>>>

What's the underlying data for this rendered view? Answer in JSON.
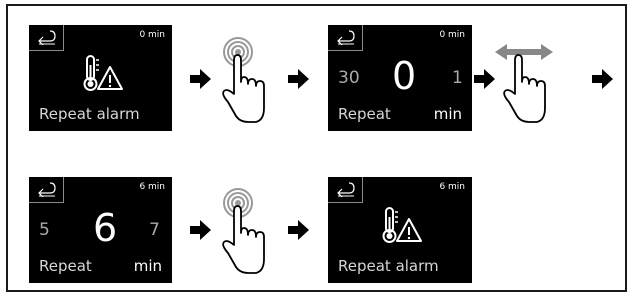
{
  "steps_row1": [
    {
      "time": "0 min",
      "caption": "Repeat alarm"
    },
    {
      "time": "0 min",
      "left": "30",
      "center": "0",
      "right": "1",
      "caption": "Repeat",
      "unit": "min"
    }
  ],
  "steps_row2": [
    {
      "time": "6 min",
      "left": "5",
      "center": "6",
      "right": "7",
      "caption": "Repeat",
      "unit": "min"
    },
    {
      "time": "6 min",
      "caption": "Repeat alarm"
    }
  ],
  "icons": {
    "back": "back-arrow-icon",
    "alarm": "temperature-alarm-icon",
    "tap": "tap-gesture-icon",
    "swipe": "swipe-gesture-icon",
    "arrow": "right-arrow-icon"
  },
  "colors": {
    "screen": "#000000",
    "swipe_arrow": "#888888"
  }
}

<<<

# Do this
Write out the listing word for word, omitting the pictures it holds.

# Finished task
What's the underlying data for this rendered view? Answer in JSON.
{
  "steps_row1": [
    {
      "time": "0 min",
      "caption": "Repeat alarm"
    },
    {
      "time": "0 min",
      "left": "30",
      "center": "0",
      "right": "1",
      "caption": "Repeat",
      "unit": "min"
    }
  ],
  "steps_row2": [
    {
      "time": "6 min",
      "left": "5",
      "center": "6",
      "right": "7",
      "caption": "Repeat",
      "unit": "min"
    },
    {
      "time": "6 min",
      "caption": "Repeat alarm"
    }
  ],
  "icons": {
    "back": "back-arrow-icon",
    "alarm": "temperature-alarm-icon",
    "tap": "tap-gesture-icon",
    "swipe": "swipe-gesture-icon",
    "arrow": "right-arrow-icon"
  },
  "colors": {
    "screen": "#000000",
    "swipe_arrow": "#888888"
  }
}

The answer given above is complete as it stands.